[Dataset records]
····················
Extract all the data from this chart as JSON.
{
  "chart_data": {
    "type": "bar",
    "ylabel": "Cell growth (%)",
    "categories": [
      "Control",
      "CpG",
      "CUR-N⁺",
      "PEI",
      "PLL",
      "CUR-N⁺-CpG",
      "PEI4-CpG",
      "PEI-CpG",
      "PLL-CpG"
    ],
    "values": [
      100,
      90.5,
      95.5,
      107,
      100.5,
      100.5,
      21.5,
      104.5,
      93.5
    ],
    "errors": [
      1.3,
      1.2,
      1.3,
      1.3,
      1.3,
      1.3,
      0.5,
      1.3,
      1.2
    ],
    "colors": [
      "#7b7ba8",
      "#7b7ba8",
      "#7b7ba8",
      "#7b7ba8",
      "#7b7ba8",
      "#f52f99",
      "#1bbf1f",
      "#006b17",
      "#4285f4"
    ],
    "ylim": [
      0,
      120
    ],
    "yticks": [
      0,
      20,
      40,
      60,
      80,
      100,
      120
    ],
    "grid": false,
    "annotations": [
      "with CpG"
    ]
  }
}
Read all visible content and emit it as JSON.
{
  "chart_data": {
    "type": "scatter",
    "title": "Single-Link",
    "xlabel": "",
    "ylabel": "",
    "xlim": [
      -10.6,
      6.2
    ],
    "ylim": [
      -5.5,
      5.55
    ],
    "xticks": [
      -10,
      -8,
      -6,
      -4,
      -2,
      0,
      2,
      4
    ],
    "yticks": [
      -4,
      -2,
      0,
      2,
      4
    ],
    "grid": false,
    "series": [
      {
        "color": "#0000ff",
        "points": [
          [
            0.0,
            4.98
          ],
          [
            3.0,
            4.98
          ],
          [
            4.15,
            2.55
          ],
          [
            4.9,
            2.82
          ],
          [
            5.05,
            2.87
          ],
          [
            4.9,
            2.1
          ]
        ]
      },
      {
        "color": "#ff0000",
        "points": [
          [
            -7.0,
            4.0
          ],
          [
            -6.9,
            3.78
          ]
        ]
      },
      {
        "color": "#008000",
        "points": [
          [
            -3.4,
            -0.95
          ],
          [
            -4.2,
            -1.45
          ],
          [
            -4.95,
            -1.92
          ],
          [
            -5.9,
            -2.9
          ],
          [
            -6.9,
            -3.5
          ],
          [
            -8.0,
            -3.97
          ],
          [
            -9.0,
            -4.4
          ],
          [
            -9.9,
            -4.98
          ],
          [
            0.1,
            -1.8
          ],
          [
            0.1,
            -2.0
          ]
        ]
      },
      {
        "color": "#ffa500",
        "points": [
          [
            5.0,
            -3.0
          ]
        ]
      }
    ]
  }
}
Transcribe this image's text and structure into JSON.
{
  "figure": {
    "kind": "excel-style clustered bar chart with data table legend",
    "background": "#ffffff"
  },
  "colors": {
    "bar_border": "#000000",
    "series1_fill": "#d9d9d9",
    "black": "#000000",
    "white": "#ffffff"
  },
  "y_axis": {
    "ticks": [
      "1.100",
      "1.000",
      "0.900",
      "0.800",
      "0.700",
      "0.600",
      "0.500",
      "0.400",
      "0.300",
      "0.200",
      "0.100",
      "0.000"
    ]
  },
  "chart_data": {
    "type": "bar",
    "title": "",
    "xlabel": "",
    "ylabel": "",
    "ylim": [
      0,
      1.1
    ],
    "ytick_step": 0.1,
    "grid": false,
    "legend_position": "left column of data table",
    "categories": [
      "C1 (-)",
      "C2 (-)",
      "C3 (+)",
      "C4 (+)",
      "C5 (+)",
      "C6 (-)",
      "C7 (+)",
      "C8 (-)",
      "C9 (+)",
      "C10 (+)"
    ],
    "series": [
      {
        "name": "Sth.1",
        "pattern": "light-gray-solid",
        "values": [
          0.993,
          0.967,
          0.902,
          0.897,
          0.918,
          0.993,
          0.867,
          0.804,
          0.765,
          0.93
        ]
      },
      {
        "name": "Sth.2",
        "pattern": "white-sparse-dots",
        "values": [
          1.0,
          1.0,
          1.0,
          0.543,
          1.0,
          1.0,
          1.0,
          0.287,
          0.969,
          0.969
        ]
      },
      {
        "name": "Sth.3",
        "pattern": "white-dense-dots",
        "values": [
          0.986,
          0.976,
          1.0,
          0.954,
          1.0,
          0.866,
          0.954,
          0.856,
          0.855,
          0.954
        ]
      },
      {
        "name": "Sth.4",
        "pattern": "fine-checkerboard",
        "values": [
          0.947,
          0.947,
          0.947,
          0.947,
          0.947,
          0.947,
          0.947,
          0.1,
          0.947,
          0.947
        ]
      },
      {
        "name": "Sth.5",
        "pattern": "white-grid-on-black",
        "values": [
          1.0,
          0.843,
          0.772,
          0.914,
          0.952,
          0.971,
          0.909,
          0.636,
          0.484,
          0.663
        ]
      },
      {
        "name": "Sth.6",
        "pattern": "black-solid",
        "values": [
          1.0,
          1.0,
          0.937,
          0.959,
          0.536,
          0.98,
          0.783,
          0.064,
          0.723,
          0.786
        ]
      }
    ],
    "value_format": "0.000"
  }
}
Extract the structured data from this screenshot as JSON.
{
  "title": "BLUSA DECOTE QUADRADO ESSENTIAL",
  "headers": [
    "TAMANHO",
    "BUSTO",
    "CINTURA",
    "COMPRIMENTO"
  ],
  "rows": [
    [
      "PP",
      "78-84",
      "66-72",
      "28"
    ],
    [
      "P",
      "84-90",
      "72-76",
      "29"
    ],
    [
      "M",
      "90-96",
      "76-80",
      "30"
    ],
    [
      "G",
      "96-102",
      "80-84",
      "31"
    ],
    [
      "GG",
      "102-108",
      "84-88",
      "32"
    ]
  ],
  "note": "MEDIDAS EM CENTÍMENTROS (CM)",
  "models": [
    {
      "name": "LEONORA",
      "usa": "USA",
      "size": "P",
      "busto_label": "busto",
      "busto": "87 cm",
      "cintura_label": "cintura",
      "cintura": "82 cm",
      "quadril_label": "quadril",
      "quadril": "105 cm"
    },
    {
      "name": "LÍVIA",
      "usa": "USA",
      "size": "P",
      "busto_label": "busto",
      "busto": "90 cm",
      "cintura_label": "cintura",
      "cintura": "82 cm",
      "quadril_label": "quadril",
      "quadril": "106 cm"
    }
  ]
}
····················
> [Exercise objective] Take the lines above and print them exactly.

> [Task solution]
Extract all the data from this chart as JSON.
{
  "chart_data": {
    "type": "bar",
    "ylabel": "Cell growth (%)",
    "categories": [
      "Control",
      "CpG",
      "CUR-N⁺",
      "PEI",
      "PLL",
      "CUR-N⁺-CpG",
      "PEI4-CpG",
      "PEI-CpG",
      "PLL-CpG"
    ],
    "values": [
      100,
      90.5,
      95.5,
      107,
      100.5,
      100.5,
      21.5,
      104.5,
      93.5
    ],
    "errors": [
      1.3,
      1.2,
      1.3,
      1.3,
      1.3,
      1.3,
      0.5,
      1.3,
      1.2
    ],
    "colors": [
      "#7b7ba8",
      "#7b7ba8",
      "#7b7ba8",
      "#7b7ba8",
      "#7b7ba8",
      "#f52f99",
      "#1bbf1f",
      "#006b17",
      "#4285f4"
    ],
    "ylim": [
      0,
      120
    ],
    "yticks": [
      0,
      20,
      40,
      60,
      80,
      100,
      120
    ],
    "grid": false,
    "annotations": [
      "with CpG"
    ]
  }
}
Read all visible content and emit it as JSON.
{
  "chart_data": {
    "type": "scatter",
    "title": "Single-Link",
    "xlabel": "",
    "ylabel": "",
    "xlim": [
      -10.6,
      6.2
    ],
    "ylim": [
      -5.5,
      5.55
    ],
    "xticks": [
      -10,
      -8,
      -6,
      -4,
      -2,
      0,
      2,
      4
    ],
    "yticks": [
      -4,
      -2,
      0,
      2,
      4
    ],
    "grid": false,
    "series": [
      {
        "color": "#0000ff",
        "points": [
          [
            0.0,
            4.98
          ],
          [
            3.0,
            4.98
          ],
          [
            4.15,
            2.55
          ],
          [
            4.9,
            2.82
          ],
          [
            5.05,
            2.87
          ],
          [
            4.9,
            2.1
          ]
        ]
      },
      {
        "color": "#ff0000",
        "points": [
          [
            -7.0,
            4.0
          ],
          [
            -6.9,
            3.78
          ]
        ]
      },
      {
        "color": "#008000",
        "points": [
          [
            -3.4,
            -0.95
          ],
          [
            -4.2,
            -1.45
          ],
          [
            -4.95,
            -1.92
          ],
          [
            -5.9,
            -2.9
          ],
          [
            -6.9,
            -3.5
          ],
          [
            -8.0,
            -3.97
          ],
          [
            -9.0,
            -4.4
          ],
          [
            -9.9,
            -4.98
          ],
          [
            0.1,
            -1.8
          ],
          [
            0.1,
            -2.0
          ]
        ]
      },
      {
        "color": "#ffa500",
        "points": [
          [
            5.0,
            -3.0
          ]
        ]
      }
    ]
  }
}
Transcribe this image's text and structure into JSON.
{
  "figure": {
    "kind": "excel-style clustered bar chart with data table legend",
    "background": "#ffffff"
  },
  "colors": {
    "bar_border": "#000000",
    "series1_fill": "#d9d9d9",
    "black": "#000000",
    "white": "#ffffff"
  },
  "y_axis": {
    "ticks": [
      "1.100",
      "1.000",
      "0.900",
      "0.800",
      "0.700",
      "0.600",
      "0.500",
      "0.400",
      "0.300",
      "0.200",
      "0.100",
      "0.000"
    ]
  },
  "chart_data": {
    "type": "bar",
    "title": "",
    "xlabel": "",
    "ylabel": "",
    "ylim": [
      0,
      1.1
    ],
    "ytick_step": 0.1,
    "grid": false,
    "legend_position": "left column of data table",
    "categories": [
      "C1 (-)",
      "C2 (-)",
      "C3 (+)",
      "C4 (+)",
      "C5 (+)",
      "C6 (-)",
      "C7 (+)",
      "C8 (-)",
      "C9 (+)",
      "C10 (+)"
    ],
    "series": [
      {
        "name": "Sth.1",
        "pattern": "light-gray-solid",
        "values": [
          0.993,
          0.967,
          0.902,
          0.897,
          0.918,
          0.993,
          0.867,
          0.804,
          0.765,
          0.93
        ]
      },
      {
        "name": "Sth.2",
        "pattern": "white-sparse-dots",
        "values": [
          1.0,
          1.0,
          1.0,
          0.543,
          1.0,
          1.0,
          1.0,
          0.287,
          0.969,
          0.969
        ]
      },
      {
        "name": "Sth.3",
        "pattern": "white-dense-dots",
        "values": [
          0.986,
          0.976,
          1.0,
          0.954,
          1.0,
          0.866,
          0.954,
          0.856,
          0.855,
          0.954
        ]
      },
      {
        "name": "Sth.4",
        "pattern": "fine-checkerboard",
        "values": [
          0.947,
          0.947,
          0.947,
          0.947,
          0.947,
          0.947,
          0.947,
          0.1,
          0.947,
          0.947
        ]
      },
      {
        "name": "Sth.5",
        "pattern": "white-grid-on-black",
        "values": [
          1.0,
          0.843,
          0.772,
          0.914,
          0.952,
          0.971,
          0.909,
          0.636,
          0.484,
          0.663
        ]
      },
      {
        "name": "Sth.6",
        "pattern": "black-solid",
        "values": [
          1.0,
          1.0,
          0.937,
          0.959,
          0.536,
          0.98,
          0.783,
          0.064,
          0.723,
          0.786
        ]
      }
    ],
    "value_format": "0.000"
  }
}
Extract the structured data from this screenshot as JSON.
{
  "title": "BLUSA DECOTE QUADRADO ESSENTIAL",
  "headers": [
    "TAMANHO",
    "BUSTO",
    "CINTURA",
    "COMPRIMENTO"
  ],
  "rows": [
    [
      "PP",
      "78-84",
      "66-72",
      "28"
    ],
    [
      "P",
      "84-90",
      "72-76",
      "29"
    ],
    [
      "M",
      "90-96",
      "76-80",
      "30"
    ],
    [
      "G",
      "96-102",
      "80-84",
      "31"
    ],
    [
      "GG",
      "102-108",
      "84-88",
      "32"
    ]
  ],
  "note": "MEDIDAS EM CENTÍMENTROS (CM)",
  "models": [
    {
      "name": "LEONORA",
      "usa": "USA",
      "size": "P",
      "busto_label": "busto",
      "busto": "87 cm",
      "cintura_label": "cintura",
      "cintura": "82 cm",
      "quadril_label": "quadril",
      "quadril": "105 cm"
    },
    {
      "name": "LÍVIA",
      "usa": "USA",
      "size": "P",
      "busto_label": "busto",
      "busto": "90 cm",
      "cintura_label": "cintura",
      "cintura": "82 cm",
      "quadril_label": "quadril",
      "quadril": "106 cm"
    }
  ]
}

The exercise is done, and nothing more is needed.